Justin,

Indeed, cutting new territory is always interesting. As for the code,

https://github.com/aeppert/test_file_analyzer


File I am using for this case:
https://www.bro.org/static/exchange-2013/faf-exercise.pcap

`bro -C -r faf-exercise.pcap` after building and installing the plugin.

My suspicion is it’s either unbelievably trivial and I keep missing it because I am the only one staring at it, or it’s a rather deep rabbit hole. 

Aaron

On October 12, 2017 at 5:35:15 PM, Azoff, Justin S (jazoff@illinois.edu) wrote:


> On Oct 12, 2017, at 5:21 PM, Aaron Eppert <aaron.eppert@packetsled.com> wrote:
>
> I crafted a custom file analysis plugin that attaches to specific MIME types via file_sniff and fires an appropriate event once processing has been completed.
>
> I had to jump through a few hoops to make a file analysis plugin, first, but those were cleared and everything runs and loads appropriately there (bro -NN verified.) My test regime is very straight forward, I have several PCAPs cooked up that contain simple HTTP file GETs (that extract otherwise properly and do not exhibit missing_bytes) and I am running them via `bro -C -r <>.pcap`. My issue comes with utter and complete inconsistency with execution - it is, effectively, a coin flip, with zero changes.
>
> When I have dumped the buffers being processed, as my file analysis plugin has a secondary verification to make sure the data passed is appropriate - which is confusing, as the mime type fires correct, which seems to indicate a bug somewhere in the data path - the correct execution, clearly has the proper data in it. The invalid executions, again changing nothing other than a subsequent execution, shows a buffer of what appears to be completely random data.
>
>

That sounds a lot like an uninitialized buffer somewhere. I wonder if you compile bro and your plugin with -fsanitize=address if you will trigger something with that.

**Record extracts:**
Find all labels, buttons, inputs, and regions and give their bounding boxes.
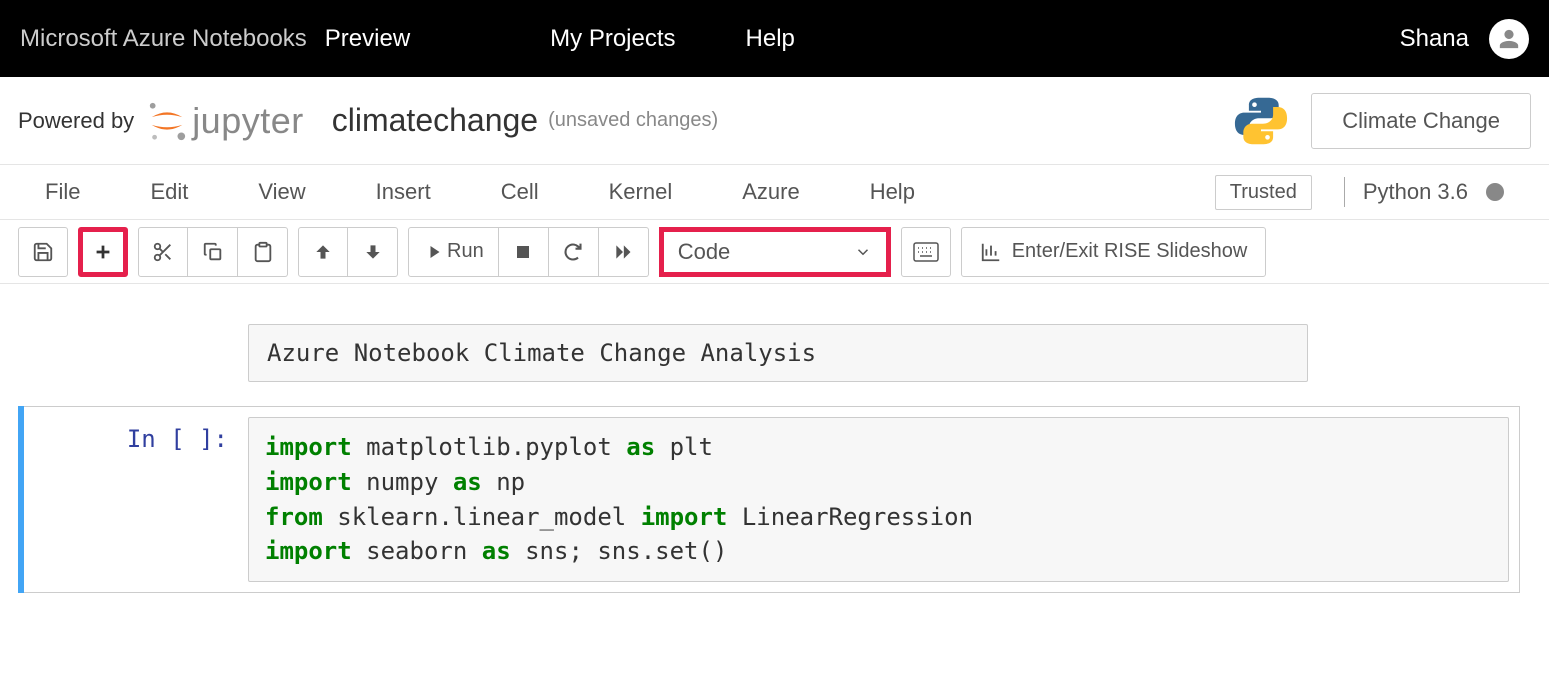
kernel-label: Python 3.6 (1363, 179, 1468, 205)
code-line-3: from sklearn.linear_model import LinearR… (265, 500, 1492, 535)
code-cell[interactable]: In [ ]: import matplotlib.pyplot as plt … (18, 406, 1520, 593)
divider (1344, 177, 1345, 207)
menu-kernel[interactable]: Kernel (609, 179, 673, 205)
stop-button[interactable] (499, 227, 549, 277)
trusted-badge[interactable]: Trusted (1215, 175, 1312, 210)
move-down-button[interactable] (348, 227, 398, 277)
menu-insert[interactable]: Insert (376, 179, 431, 205)
chevron-down-icon (854, 243, 872, 261)
command-palette-button[interactable] (901, 227, 951, 277)
code-input-area[interactable]: import matplotlib.pyplot as plt import n… (248, 417, 1509, 582)
avatar[interactable] (1489, 19, 1529, 59)
brand-text: Microsoft Azure Notebooks (20, 25, 307, 53)
kernel-indicator-icon (1486, 183, 1504, 201)
jupyter-logo[interactable]: jupyter (146, 100, 304, 142)
arrow-up-icon (313, 242, 333, 262)
jupyter-icon (146, 100, 188, 142)
menu-cell[interactable]: Cell (501, 179, 539, 205)
notebook-name[interactable]: climatechange (332, 102, 538, 139)
nav-my-projects[interactable]: My Projects (550, 25, 675, 53)
input-prompt: In [ ]: (24, 407, 248, 592)
save-icon (32, 241, 54, 263)
menu-view[interactable]: View (258, 179, 305, 205)
restart-button[interactable] (549, 227, 599, 277)
plus-icon (92, 241, 114, 263)
restart-icon (563, 242, 583, 262)
paste-button[interactable] (238, 227, 288, 277)
notebook-status: (unsaved changes) (548, 109, 718, 132)
add-cell-button[interactable] (78, 227, 128, 277)
notebook-area: Azure Notebook Climate Change Analysis I… (0, 284, 1549, 593)
nav-help[interactable]: Help (746, 25, 795, 53)
copy-button[interactable] (188, 227, 238, 277)
heading-cell[interactable]: Azure Notebook Climate Change Analysis (248, 324, 1308, 382)
menu-file[interactable]: File (45, 179, 80, 205)
azure-top-header: Microsoft Azure Notebooks Preview My Pro… (0, 0, 1549, 77)
username[interactable]: Shana (1400, 25, 1469, 53)
kernel-name-button[interactable]: Climate Change (1311, 93, 1531, 149)
arrow-down-icon (363, 242, 383, 262)
jupyter-header: Powered by jupyter climatechange (unsave… (0, 77, 1549, 165)
save-button[interactable] (18, 227, 68, 277)
powered-by-label: Powered by (18, 108, 134, 134)
menu-edit[interactable]: Edit (150, 179, 188, 205)
python-logo-icon (1231, 94, 1291, 148)
menu-azure[interactable]: Azure (742, 179, 799, 205)
menu-help[interactable]: Help (870, 179, 915, 205)
copy-icon (202, 241, 224, 263)
run-button[interactable]: Run (408, 227, 499, 277)
menu-bar: File Edit View Insert Cell Kernel Azure … (0, 165, 1549, 220)
code-line-1: import matplotlib.pyplot as plt (265, 430, 1492, 465)
preview-label: Preview (325, 25, 410, 53)
run-label: Run (447, 240, 484, 263)
stop-icon (514, 243, 532, 261)
rise-slideshow-button[interactable]: Enter/Exit RISE Slideshow (961, 227, 1267, 277)
cell-type-value: Code (678, 239, 731, 265)
paste-icon (252, 241, 274, 263)
code-line-2: import numpy as np (265, 465, 1492, 500)
keyboard-icon (913, 242, 939, 262)
toolbar: Run Code Enter/Exit RISE Slideshow (0, 220, 1549, 284)
restart-run-all-button[interactable] (599, 227, 649, 277)
rise-label: Enter/Exit RISE Slideshow (1012, 240, 1248, 263)
cell-type-select[interactable]: Code (659, 227, 891, 277)
run-icon (423, 243, 441, 261)
cut-button[interactable] (138, 227, 188, 277)
jupyter-text: jupyter (192, 100, 304, 142)
user-icon (1498, 28, 1520, 50)
move-up-button[interactable] (298, 227, 348, 277)
code-line-4: import seaborn as sns; sns.set() (265, 534, 1492, 569)
scissors-icon (152, 241, 174, 263)
bar-chart-icon (980, 241, 1002, 263)
fast-forward-icon (613, 242, 633, 262)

**Your tasks:**
1. In the Bro plugin thread, what command does Aaron run after building and installing the plugin?
2. Using the Bro plugin thread, explain why Aaron thinks there is a bug somewhere in the data path.
3. Extend the Bro plugin thread, starting after its final sentence.
The items above come from a separate source and are unrelated to the Bro plugin thread.

**Results of the tasks:**
1. He runs `bro -C -r faf-exercise.pcap`.

2. The MIME type fires correctly, yet his plugin's secondary verification finds that the data passed to it is not appropriate. In the failing runs, the dumped buffer holds what looks like completely random data.

3.
> I currently cannot supply the file analysis plugin for inspection, but would very much appreciate insight in how to find the root cause. It very much seems to be upstream. If I run the analysis portion of the plugin as a free standing executable outside of Bro against the data transferred via HTTP, everything works perfect and the structures are filled accordingly.


If you are seeing what looks like random data in your plugin you should be able to reproduce this behavior by having a file analysis plugin that just dumps out the buffers to stdout (as hex?). Can you rip out all the custom logic in your plugin leaving something that just dumps the buffers as-is? That should leave you with just the hello world of file analysis plugins. If that shows the problem we should be able to figure out where it is coming from.

I don't think file analysis is inherently broken somewhere, otherwise the bro test suite would fail. I think this would have to point to something unique about your plugin. I think you are the first person to build an out of tree file analysis plugin, so there may be an issue with the bro<->plugin interface for file analsys itself. If that is the case, extracting something like the built in md5 analysis plugin to an external plugin and calling it 'mymd5' would show the same problems.

> I saw BIT-1832, and there could be similar root causes in there, but I have not had time to investigate otherwise. The issues I am raising, again, are command line replay via command line, not even “live” network traffic or tcpreplay over a NIC/dummy interface.

That does sound similar, but I'm not sure if they were seeing different results on the same pcap on different runs.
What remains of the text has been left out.